— Begin STORED DATA —

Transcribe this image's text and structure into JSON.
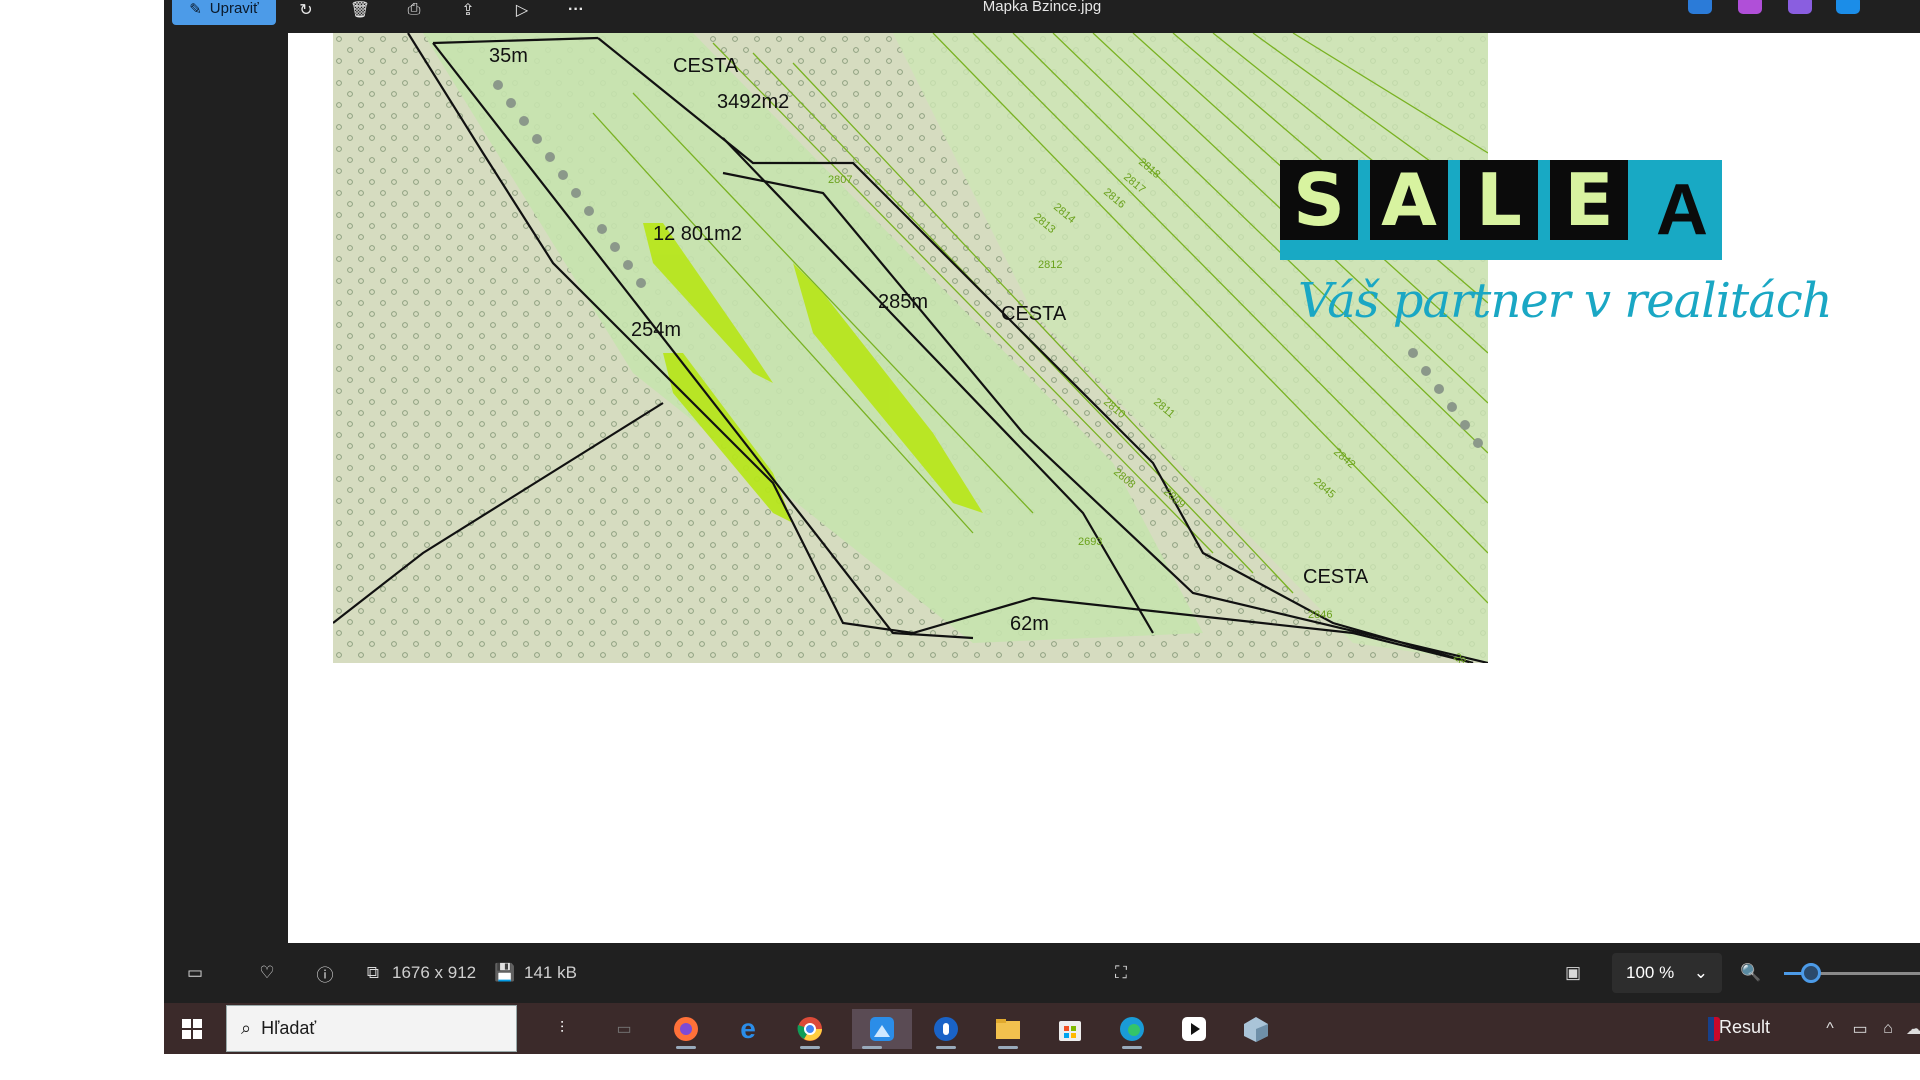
{
  "toolbar": {
    "edit_label": "Upraviť",
    "title": "Mapka Bzince.jpg",
    "more_label": "···"
  },
  "image": {
    "labels": {
      "top_width": "35m",
      "cesta_top": "CESTA",
      "area_small": "3492m2",
      "area_large": "12 801m2",
      "length_right": "285m",
      "cesta_mid": "CESTA",
      "length_left": "254m",
      "cesta_bottom": "CESTA",
      "bottom_width": "62m"
    },
    "parcel_numbers": [
      "2807",
      "2818",
      "2817",
      "2816",
      "2814",
      "2813",
      "2812",
      "2811",
      "2810",
      "2809",
      "2808",
      "2693",
      "2845",
      "2842",
      "2846",
      "2844"
    ]
  },
  "logo": {
    "letters": [
      "S",
      "A",
      "L",
      "E",
      "A"
    ],
    "tagline": "Váš partner v realitách",
    "color_brand": "#18a9c4"
  },
  "statusbar": {
    "dimensions": "1676 x 912",
    "filesize": "141 kB",
    "zoom": "100 %",
    "zoom_level": 0.2
  },
  "taskbar": {
    "search_placeholder": "Hľadať",
    "result_label": "Result"
  }
}
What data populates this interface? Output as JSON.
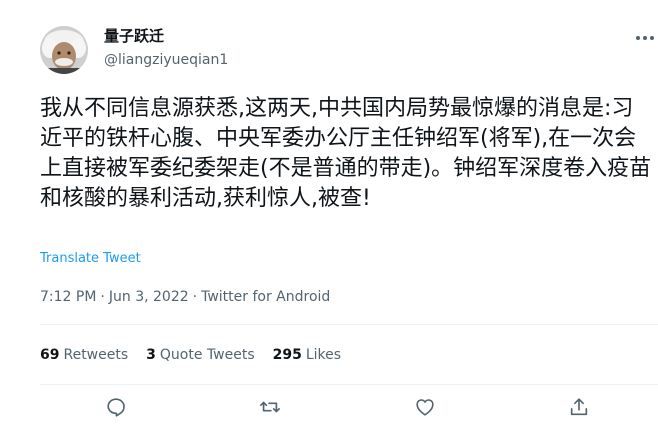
{
  "author": {
    "display_name": "量子跃迁",
    "handle": "@liangziyueqian1"
  },
  "tweet": {
    "text": "我从不同信息源获悉,这两天,中共国内局势最惊爆的消息是:习近平的铁杆心腹、中央军委办公厅主任钟绍军(将军),在一次会上直接被军委纪委架走(不是普通的带走)。钟绍军深度卷入疫苗和核酸的暴利活动,获利惊人,被查!",
    "translate_label": "Translate Tweet"
  },
  "meta": {
    "time": "7:12 PM",
    "date": "Jun 3, 2022",
    "source": "Twitter for Android"
  },
  "stats": {
    "retweets_count": "69",
    "retweets_label": "Retweets",
    "quotes_count": "3",
    "quotes_label": "Quote Tweets",
    "likes_count": "295",
    "likes_label": "Likes"
  },
  "icons": {
    "more": "more-icon",
    "reply": "reply-icon",
    "retweet": "retweet-icon",
    "like": "heart-icon",
    "share": "share-icon"
  },
  "colors": {
    "link": "#1d9bf0",
    "muted": "#536471",
    "text": "#0f1419",
    "divider": "#eff3f4"
  }
}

— End STORED DATA —

▶ PROMPT
Quote exactly, and only, the lines from the one containing "What data populates" through the last line of the records above, both included; leave out any pictures.

▶ OUTPUT FOR THIS EXERCISE
What data populates this interface? Output as JSON.
{
  "author": {
    "display_name": "量子跃迁",
    "handle": "@liangziyueqian1"
  },
  "tweet": {
    "text": "我从不同信息源获悉,这两天,中共国内局势最惊爆的消息是:习近平的铁杆心腹、中央军委办公厅主任钟绍军(将军),在一次会上直接被军委纪委架走(不是普通的带走)。钟绍军深度卷入疫苗和核酸的暴利活动,获利惊人,被查!",
    "translate_label": "Translate Tweet"
  },
  "meta": {
    "time": "7:12 PM",
    "date": "Jun 3, 2022",
    "source": "Twitter for Android"
  },
  "stats": {
    "retweets_count": "69",
    "retweets_label": "Retweets",
    "quotes_count": "3",
    "quotes_label": "Quote Tweets",
    "likes_count": "295",
    "likes_label": "Likes"
  },
  "icons": {
    "more": "more-icon",
    "reply": "reply-icon",
    "retweet": "retweet-icon",
    "like": "heart-icon",
    "share": "share-icon"
  },
  "colors": {
    "link": "#1d9bf0",
    "muted": "#536471",
    "text": "#0f1419",
    "divider": "#eff3f4"
  }
}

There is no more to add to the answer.